#### AIM OF THE TASK:
Find every line in the records that holds the string "What". Copy each one.

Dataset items
— BEGIN —
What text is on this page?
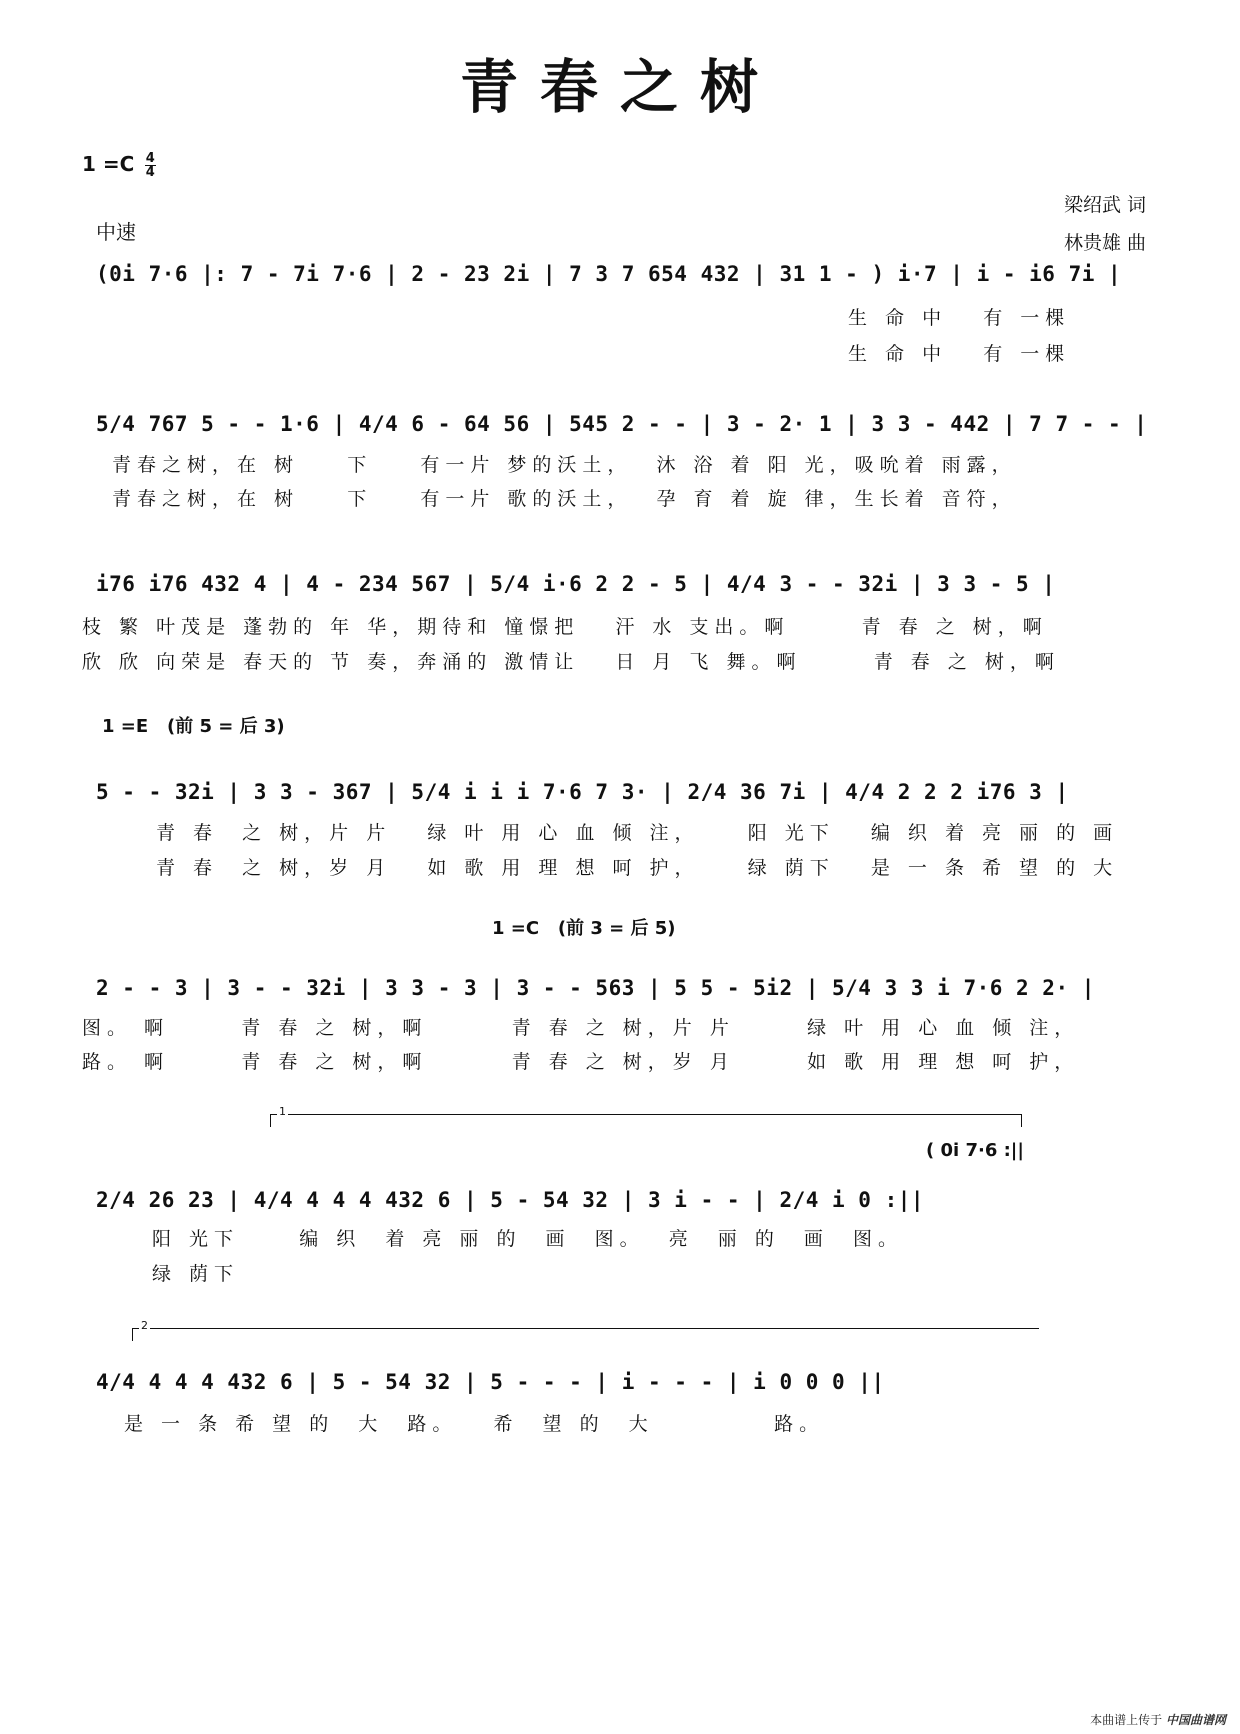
青春之树
$1 =C \frac{4}{4}$
中速
梁绍武 词
林贵雄 曲
(0i 7·6 |: 7 - 7i 7·6 | 2 - 23 2i | 7 3 7 654 432 | 31 1 - ) i·7 | i - i6 7i |
生 命 中   有 一棵
生 命 中   有 一棵
5/4 767 5 - - 1·6 | 4/4 6 - 64 56 | 545 2 - - | 3 - 2· 1 | 3 3 - 442 | 7 7 - - |
青春之树，在 树    下    有一片 梦的沃土，  沐 浴 着 阳 光，吸吮着 雨露，
青春之树，在 树    下    有一片 歌的沃土，  孕 育 着 旋 律，生长着 音符，
i76 i76 432 4 | 4 - 234 567 | 5/4 i·6 2 2 - 5 | 4/4 3 - - 32i | 3 3 - 5 |
枝 繁 叶茂是 蓬勃的 年 华，期待和 憧憬把   汗 水 支出。啊      青 春 之 树，啊
欣 欣 向荣是 春天的 节 奏，奔涌的 激情让   日 月 飞 舞。啊      青 春 之 树，啊
1 =E   (前 5 = 后 3)
5 - - 32i | 3 3 - 367 | 5/4 i i i 7·6 7 3· | 2/4 36 7i | 4/4 2 2 2 i76 3 |
青 春  之 树，片 片   绿 叶 用 心 血 倾 注，    阳 光下   编 织 着 亮 丽 的 画
青 春  之 树，岁 月   如 歌 用 理 想 呵 护，    绿 荫下   是 一 条 希 望 的 大
1 =C   (前 3 = 后 5)
2 - - 3 | 3 - - 32i | 3 3 - 3 | 3 - - 563 | 5 5 - 5i2 | 5/4 3 3 i 7·6 2 2· |
图。 啊      青 春 之 树，啊       青 春 之 树，片 片      绿 叶 用 心 血 倾 注，
路。 啊      青 春 之 树，啊       青 春 之 树，岁 月      如 歌 用 理 想 呵 护，
1
( 0i 7·6 :||
2/4 26 23 | 4/4 4 4 4 432 6 | 5 - 54 32 | 3 i - - | 2/4 i 0 :||
阳 光下     编 织  着 亮 丽 的  画  图。  亮  丽 的  画  图。
绿 荫下
2
4/4 4 4 4 432 6 | 5 - 54 32 | 5 - - - | i - - - | i 0 0 0 ||
是 一 条 希 望 的  大  路。   希  望 的  大          路。
本曲谱上传于 中国曲谱网
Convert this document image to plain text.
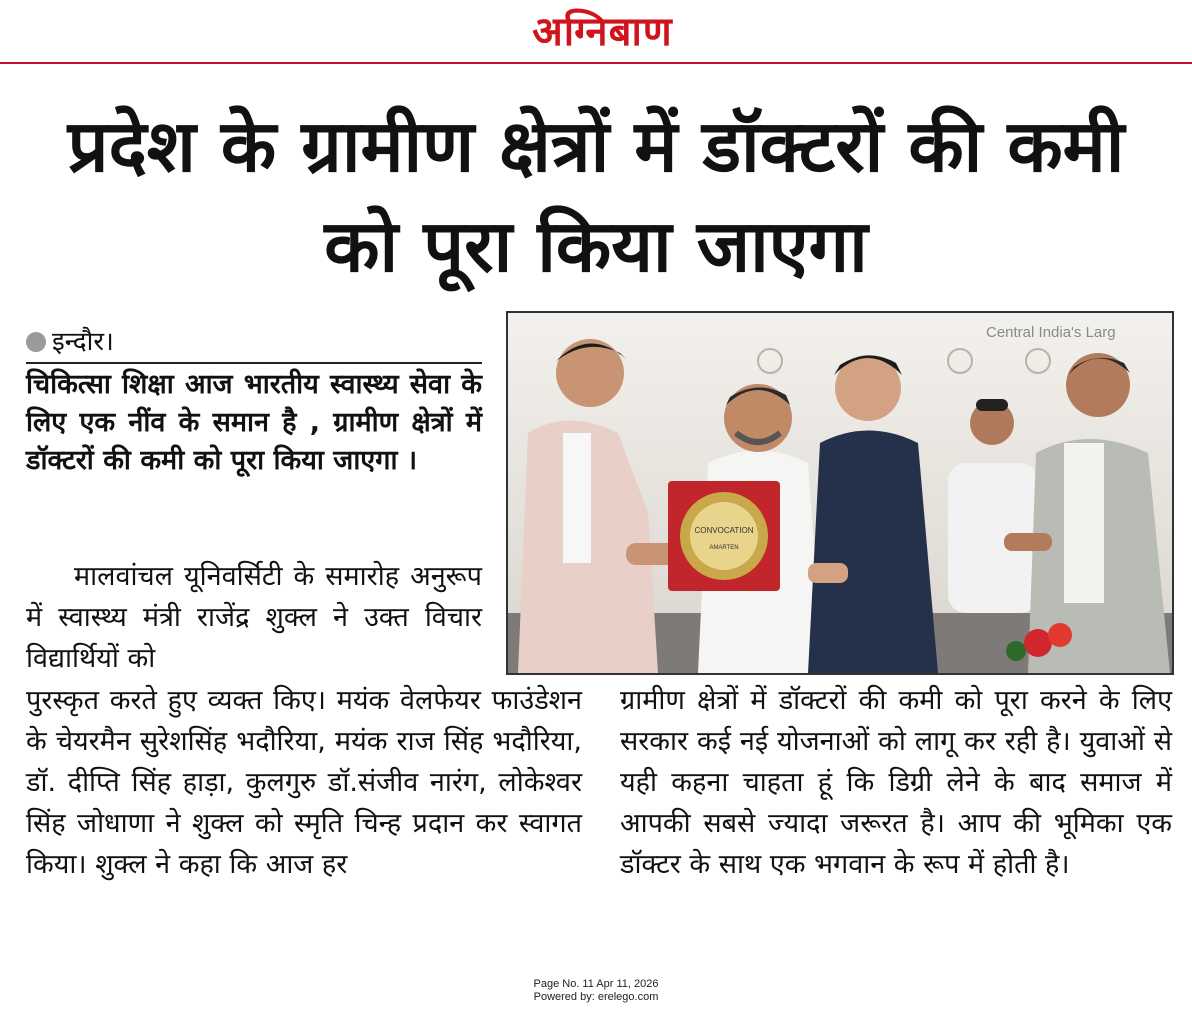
अग्निबाण
प्रदेश के ग्रामीण क्षेत्रों में डॉक्टरों की कमी को पूरा किया जाएगा
इन्दौर।

चिकित्सा शिक्षा आज भारतीय स्वास्थ्य सेवा के लिए एक नींव के समान है , ग्रामीण क्षेत्रों में डॉक्टरों की कमी को पूरा किया जाएगा ।

मालवांचल यूनिवर्सिटी के समारोह अनुरूप में स्वास्थ्य मंत्री राजेंद्र शुक्ल ने उक्त विचार विद्यार्थियों को

पुरस्कृत करते हुए व्यक्त किए। मयंक वेलफेयर फाउंडेशन के चेयरमैन सुरेशसिंह भदौरिया, मयंक राज सिंह भदौरिया, डॉ. दीप्ति सिंह हाड़ा, कुलगुरु डॉ.संजीव नारंग, लोकेश्वर सिंह जोधाणा ने शुक्ल को स्मृति चिन्ह प्रदान कर स्वागत किया। शुक्ल ने कहा कि आज हर

ग्रामीण क्षेत्रों में डॉक्टरों की कमी को पूरा करने के लिए सरकार कई नई योजनाओं को लागू कर रही है। युवाओं से यही कहना चाहता हूं कि डिग्री लेने के बाद समाज में आपकी सबसे ज्यादा जरूरत है। आप की भूमिका एक डॉक्टर के साथ एक भगवान के रूप में होती है।

Central India's Larg
CONVOCATION
AMARTEN
Page No. 11 Apr 11, 2026
Powered by: erelego.com
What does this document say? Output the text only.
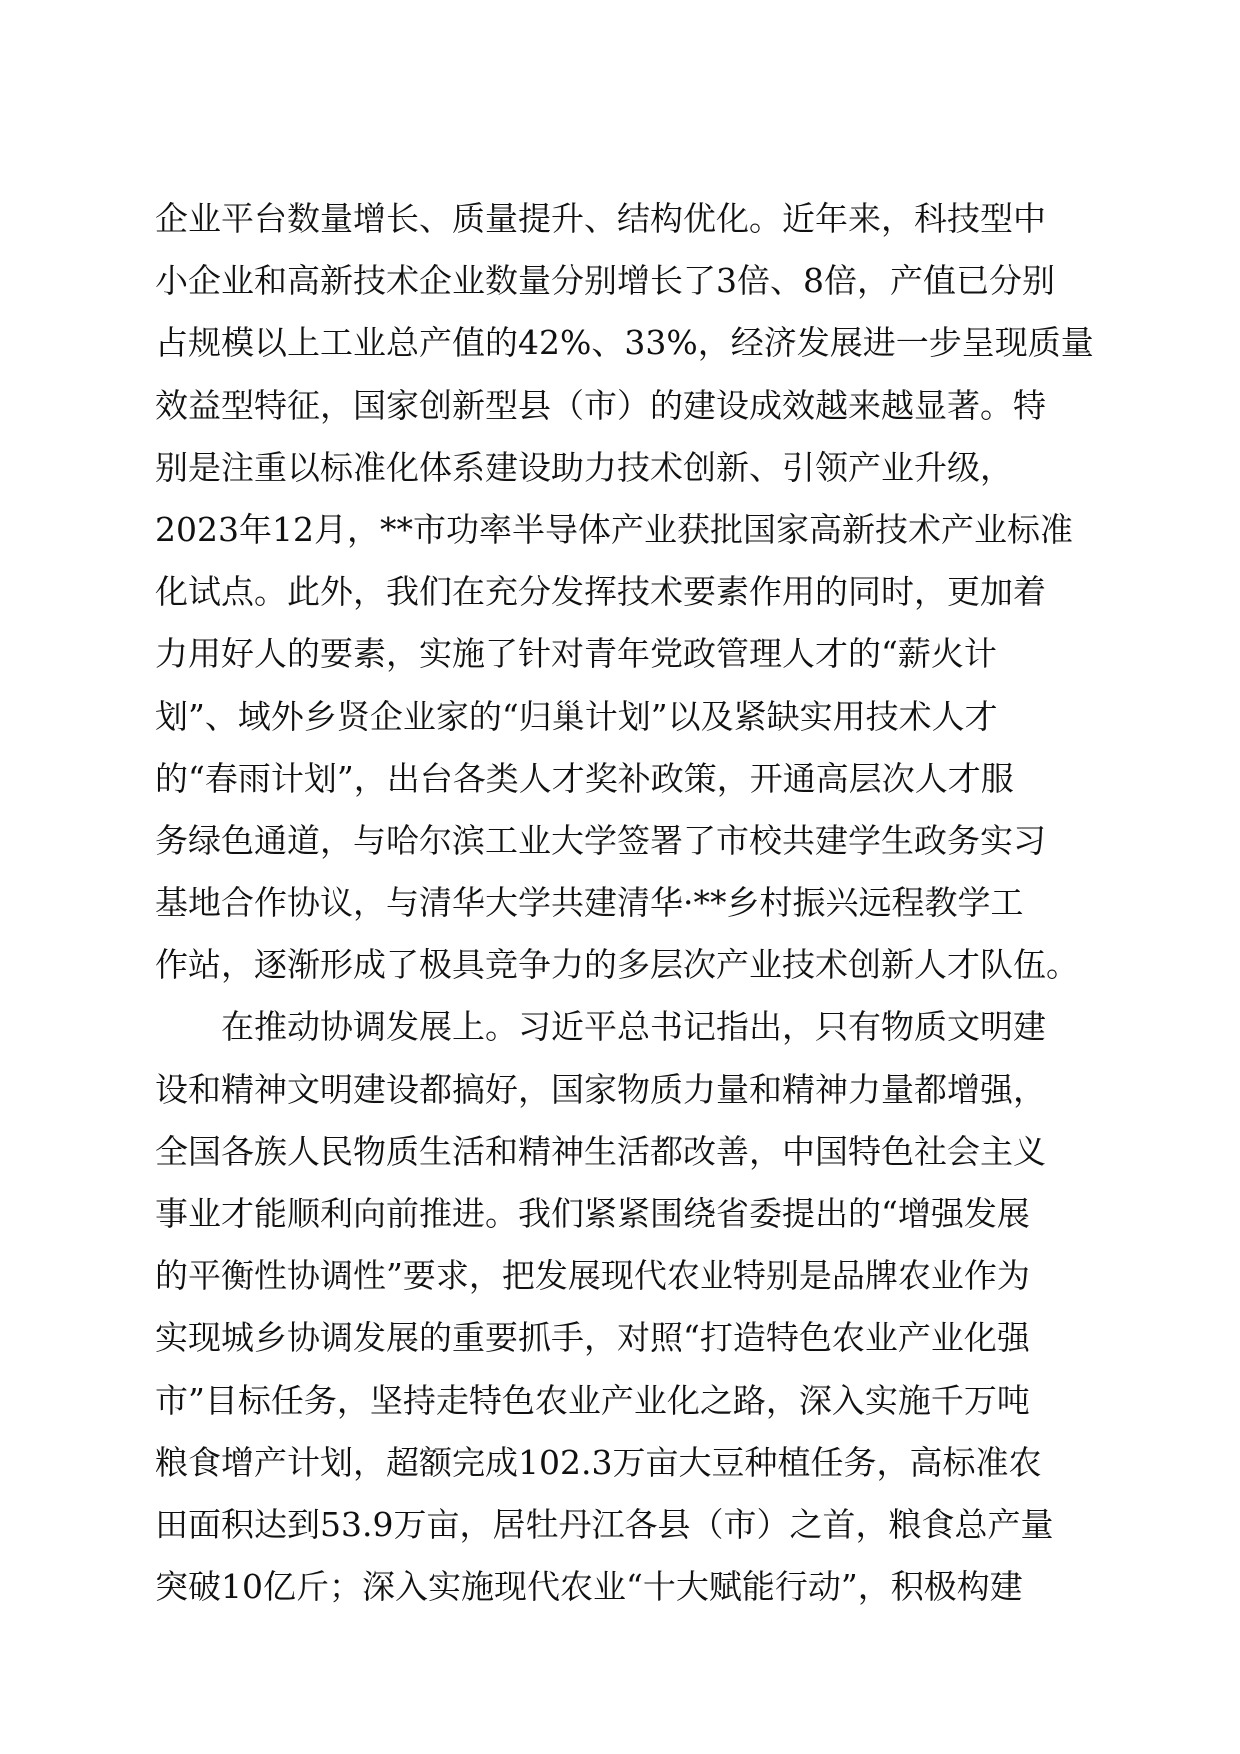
企业平台数量增长、质量提升、结构优化。近年来，科技型中
小企业和高新技术企业数量分别增长了3倍、8倍，产值已分别
占规模以上工业总产值的42%、33%，经济发展进一步呈现质量
效益型特征，国家创新型县（市）的建设成效越来越显著。特
别是注重以标准化体系建设助力技术创新、引领产业升级，
2023年12月，**市功率半导体产业获批国家高新技术产业标准
化试点。此外，我们在充分发挥技术要素作用的同时，更加着
力用好人的要素，实施了针对青年党政管理人才的“薪火计
划”、域外乡贤企业家的“归巢计划”以及紧缺实用技术人才
的“春雨计划”，出台各类人才奖补政策，开通高层次人才服
务绿色通道，与哈尔滨工业大学签署了市校共建学生政务实习
基地合作协议，与清华大学共建清华·**乡村振兴远程教学工
作站，逐渐形成了极具竞争力的多层次产业技术创新人才队伍。
在推动协调发展上。习近平总书记指出，只有物质文明建
设和精神文明建设都搞好，国家物质力量和精神力量都增强，
全国各族人民物质生活和精神生活都改善，中国特色社会主义
事业才能顺利向前推进。我们紧紧围绕省委提出的“增强发展
的平衡性协调性”要求，把发展现代农业特别是品牌农业作为
实现城乡协调发展的重要抓手，对照“打造特色农业产业化强
市”目标任务，坚持走特色农业产业化之路，深入实施千万吨
粮食增产计划，超额完成102.3万亩大豆种植任务，高标准农
田面积达到53.9万亩，居牡丹江各县（市）之首，粮食总产量
突破10亿斤；深入实施现代农业“十大赋能行动”，积极构建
— END —
#### EXERCISE ANSWER:
What text is on this page?
What does this document say? Output the text only.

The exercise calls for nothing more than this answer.